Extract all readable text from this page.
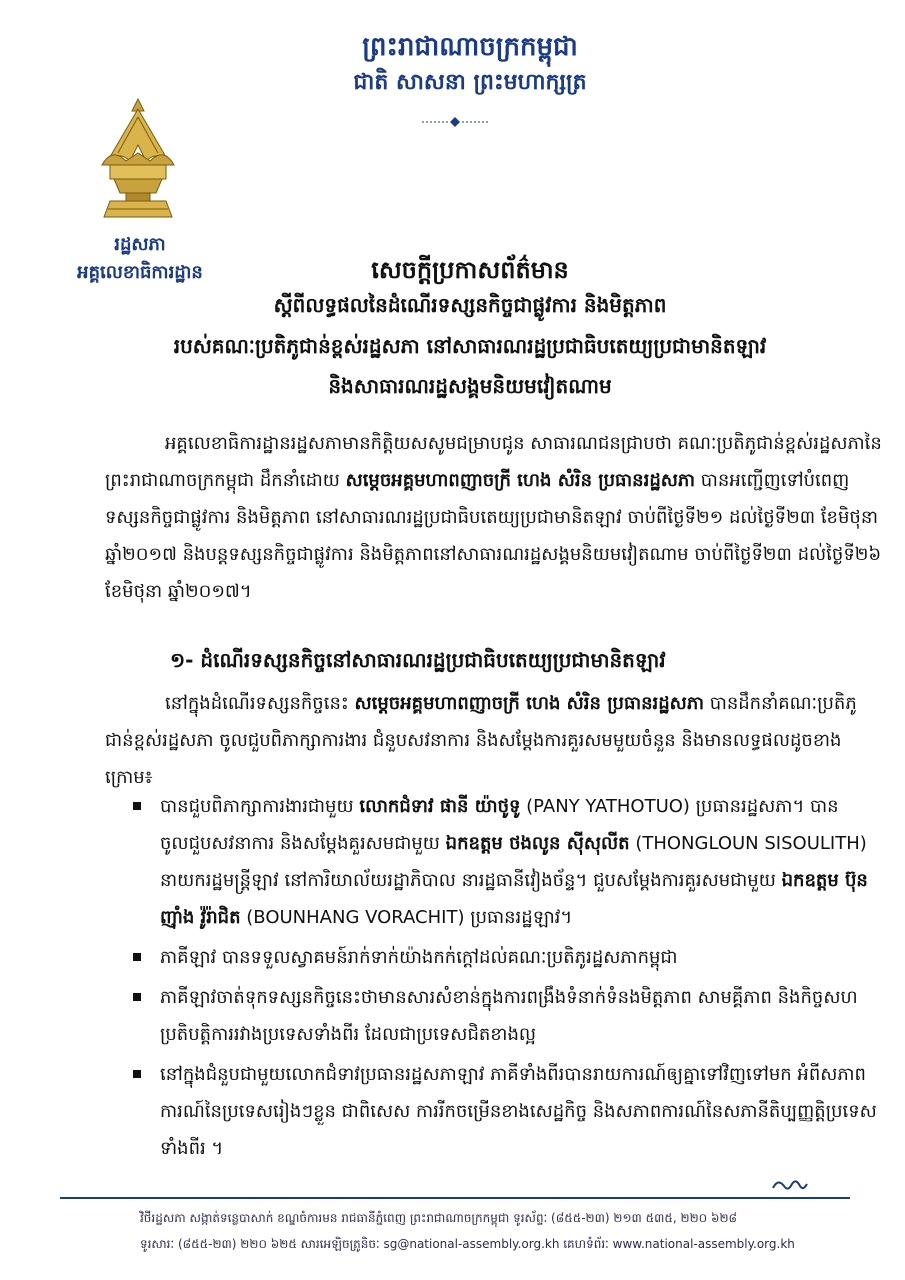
ព្រះរាជាណាចក្រកម្ពុជា
ជាតិ សាសនា ព្រះមហាក្សត្រ
រដ្ឋសភា
អគ្គលេខាធិការដ្ឋាន	សេចក្ដីប្រកាសព័ត៌មាន
ស្ដីពីលទ្ធផលនៃដំណើរទស្សនកិច្ចជាផ្លូវការ និងមិត្តភាព
របស់គណៈប្រតិភូជាន់ខ្ពស់រដ្ឋសភា នៅសាធារណរដ្ឋប្រជាធិបតេយ្យប្រជាមានិតឡាវ
និងសាធារណរដ្ឋសង្គមនិយមវៀតណាម
អគ្គលេខាធិការដ្ឋានរដ្ឋសភាមានកិត្តិយសសូមជម្រាបជូន សាធារណជនជ្រាបថា គណៈប្រតិភូជាន់ខ្ពស់រដ្ឋសភានៃព្រះរាជាណាចក្រកម្ពុជា ដឹកនាំដោយ សម្ដេចអគ្គមហាពញាចក្រី ហេង សំរិន ប្រធានរដ្ឋសភា បានអញ្ជើញទៅបំពេញទស្សនកិច្ចជាផ្លូវការ និងមិត្តភាព នៅសាធារណរដ្ឋប្រជាធិបតេយ្យប្រជាមានិតឡាវ ចាប់ពីថ្ងៃទី២១ ដល់ថ្ងៃទី២៣ ខែមិថុនា ឆ្នាំ២០១៧ និងបន្តទស្សនកិច្ចជាផ្លូវការ និងមិត្តភាពនៅសាធារណរដ្ឋសង្គមនិយមវៀតណាម ចាប់ពីថ្ងៃទី២៣ ដល់ថ្ងៃទី២៦ ខែមិថុនា ឆ្នាំ២០១៧។
១- ដំណើរទស្សនកិច្ចនៅសាធារណរដ្ឋប្រជាធិបតេយ្យប្រជាមានិតឡាវ
នៅក្នុងដំណើរទស្សនកិច្ចនេះ សម្ដេចអគ្គមហាពញាចក្រី ហេង សំរិន ប្រធានរដ្ឋសភា បានដឹកនាំគណៈប្រតិភូជាន់ខ្ពស់រដ្ឋសភា ចូលជួបពិភាក្សាការងារ ជំនួបសវនាការ និងសម្ដែងការគួរសមមួយចំនួន និងមានលទ្ធផលដូចខាងក្រោម៖
បានជួបពិភាក្សាការងារជាមួយ លោកជំទាវ ផានី យ៉ាថូទូ (PANY YATHOTUO) ប្រធានរដ្ឋសភា។ បានចូលជួបសវនាការ និងសម្ដែងគួរសមជាមួយ ឯកឧត្តម ថងលូន ស៊ីសុលីត (THONGLOUN SISOULITH) នាយករដ្ឋមន្ត្រីឡាវ នៅការិយាល័យរដ្ឋាភិបាល នារដ្ឋធានីវៀងច័ន្ទ។ ជួបសម្ដែងការគួរសមជាមួយ ឯកឧត្តម ប៊ុនញ៉ាំង វ៉ូរ៉ាជិត (BOUNHANG VORACHIT) ប្រធានរដ្ឋឡាវ។
ភាគីឡាវ បានទទួលស្វាគមន៍រាក់ទាក់យ៉ាងកក់ក្ដៅដល់គណៈប្រតិភូរដ្ឋសភាកម្ពុជា
ភាគីឡាវចាត់ទុកទស្សនកិច្ចនេះថាមានសារសំខាន់ក្នុងការពង្រឹងទំនាក់ទំនងមិត្តភាព សាមគ្គីភាព និងកិច្ចសហប្រតិបត្តិការរវាងប្រទេសទាំងពីរ ដែលជាប្រទេសជិតខាងល្អ
នៅក្នុងជំនួបជាមួយលោកជំទាវប្រធានរដ្ឋសភាឡាវ ភាគីទាំងពីរបានរាយការណ៍ឲ្យគ្នាទៅវិញទៅមក អំពីសភាពការណ៍នៃប្រទេសរៀងៗខ្លួន ជាពិសេស ការរីកចម្រើនខាងសេដ្ឋកិច្ច និងសភាពការណ៍នៃសភានីតិប្បញ្ញត្តិប្រទេសទាំងពីរ ។
វិថីរដ្ឋសភា សង្កាត់ទន្លេបាសាក់ ខណ្ឌចំការមន រាជធានីភ្នំពេញ ព្រះរាជាណាចក្រកម្ពុជា ទូរស័ព្ទៈ (៨៥៥-២៣) ២១៣ ៥៣៥, ២២០ ៦២៨
ទូរសារៈ (៨៥៥-២៣) ២២០ ៦២៥ សារអេឡិចត្រូនិចៈ sg@national-assembly.org.kh គេហទំព័រៈ www.national-assembly.org.kh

EXERCISE OBJECTIVE: Reproduce the entries above without change, omitting all pictures.

EXERCISE RESPONSE:
Extract all readable text from this page.
ព្រះរាជាណាចក្រកម្ពុជា
ជាតិ សាសនា ព្រះមហាក្សត្រ
រដ្ឋសភា
អគ្គលេខាធិការដ្ឋាន	សេចក្ដីប្រកាសព័ត៌មាន
ស្ដីពីលទ្ធផលនៃដំណើរទស្សនកិច្ចជាផ្លូវការ និងមិត្តភាព
របស់គណៈប្រតិភូជាន់ខ្ពស់រដ្ឋសភា នៅសាធារណរដ្ឋប្រជាធិបតេយ្យប្រជាមានិតឡាវ
និងសាធារណរដ្ឋសង្គមនិយមវៀតណាម
អគ្គលេខាធិការដ្ឋានរដ្ឋសភាមានកិត្តិយសសូមជម្រាបជូន សាធារណជនជ្រាបថា គណៈប្រតិភូជាន់ខ្ពស់រដ្ឋសភានៃព្រះរាជាណាចក្រកម្ពុជា ដឹកនាំដោយ សម្ដេចអគ្គមហាពញាចក្រី ហេង សំរិន ប្រធានរដ្ឋសភា បានអញ្ជើញទៅបំពេញទស្សនកិច្ចជាផ្លូវការ និងមិត្តភាព នៅសាធារណរដ្ឋប្រជាធិបតេយ្យប្រជាមានិតឡាវ ចាប់ពីថ្ងៃទី២១ ដល់ថ្ងៃទី២៣ ខែមិថុនា ឆ្នាំ២០១៧ និងបន្តទស្សនកិច្ចជាផ្លូវការ និងមិត្តភាពនៅសាធារណរដ្ឋសង្គមនិយមវៀតណាម ចាប់ពីថ្ងៃទី២៣ ដល់ថ្ងៃទី២៦ ខែមិថុនា ឆ្នាំ២០១៧។
១- ដំណើរទស្សនកិច្ចនៅសាធារណរដ្ឋប្រជាធិបតេយ្យប្រជាមានិតឡាវ
នៅក្នុងដំណើរទស្សនកិច្ចនេះ សម្ដេចអគ្គមហាពញាចក្រី ហេង សំរិន ប្រធានរដ្ឋសភា បានដឹកនាំគណៈប្រតិភូជាន់ខ្ពស់រដ្ឋសភា ចូលជួបពិភាក្សាការងារ ជំនួបសវនាការ និងសម្ដែងការគួរសមមួយចំនួន និងមានលទ្ធផលដូចខាងក្រោម៖
បានជួបពិភាក្សាការងារជាមួយ លោកជំទាវ ផានី យ៉ាថូទូ (PANY YATHOTUO) ប្រធានរដ្ឋសភា។ បានចូលជួបសវនាការ និងសម្ដែងគួរសមជាមួយ ឯកឧត្តម ថងលូន ស៊ីសុលីត (THONGLOUN SISOULITH) នាយករដ្ឋមន្ត្រីឡាវ នៅការិយាល័យរដ្ឋាភិបាល នារដ្ឋធានីវៀងច័ន្ទ។ ជួបសម្ដែងការគួរសមជាមួយ ឯកឧត្តម ប៊ុនញ៉ាំង វ៉ូរ៉ាជិត (BOUNHANG VORACHIT) ប្រធានរដ្ឋឡាវ។
ភាគីឡាវ បានទទួលស្វាគមន៍រាក់ទាក់យ៉ាងកក់ក្ដៅដល់គណៈប្រតិភូរដ្ឋសភាកម្ពុជា
ភាគីឡាវចាត់ទុកទស្សនកិច្ចនេះថាមានសារសំខាន់ក្នុងការពង្រឹងទំនាក់ទំនងមិត្តភាព សាមគ្គីភាព និងកិច្ចសហប្រតិបត្តិការរវាងប្រទេសទាំងពីរ ដែលជាប្រទេសជិតខាងល្អ
នៅក្នុងជំនួបជាមួយលោកជំទាវប្រធានរដ្ឋសភាឡាវ ភាគីទាំងពីរបានរាយការណ៍ឲ្យគ្នាទៅវិញទៅមក អំពីសភាពការណ៍នៃប្រទេសរៀងៗខ្លួន ជាពិសេស ការរីកចម្រើនខាងសេដ្ឋកិច្ច និងសភាពការណ៍នៃសភានីតិប្បញ្ញត្តិប្រទេសទាំងពីរ ។
វិថីរដ្ឋសភា សង្កាត់ទន្លេបាសាក់ ខណ្ឌចំការមន រាជធានីភ្នំពេញ ព្រះរាជាណាចក្រកម្ពុជា ទូរស័ព្ទៈ (៨៥៥-២៣) ២១៣ ៥៣៥, ២២០ ៦២៨
ទូរសារៈ (៨៥៥-២៣) ២២០ ៦២៥ សារអេឡិចត្រូនិចៈ sg@national-assembly.org.kh គេហទំព័រៈ www.national-assembly.org.kh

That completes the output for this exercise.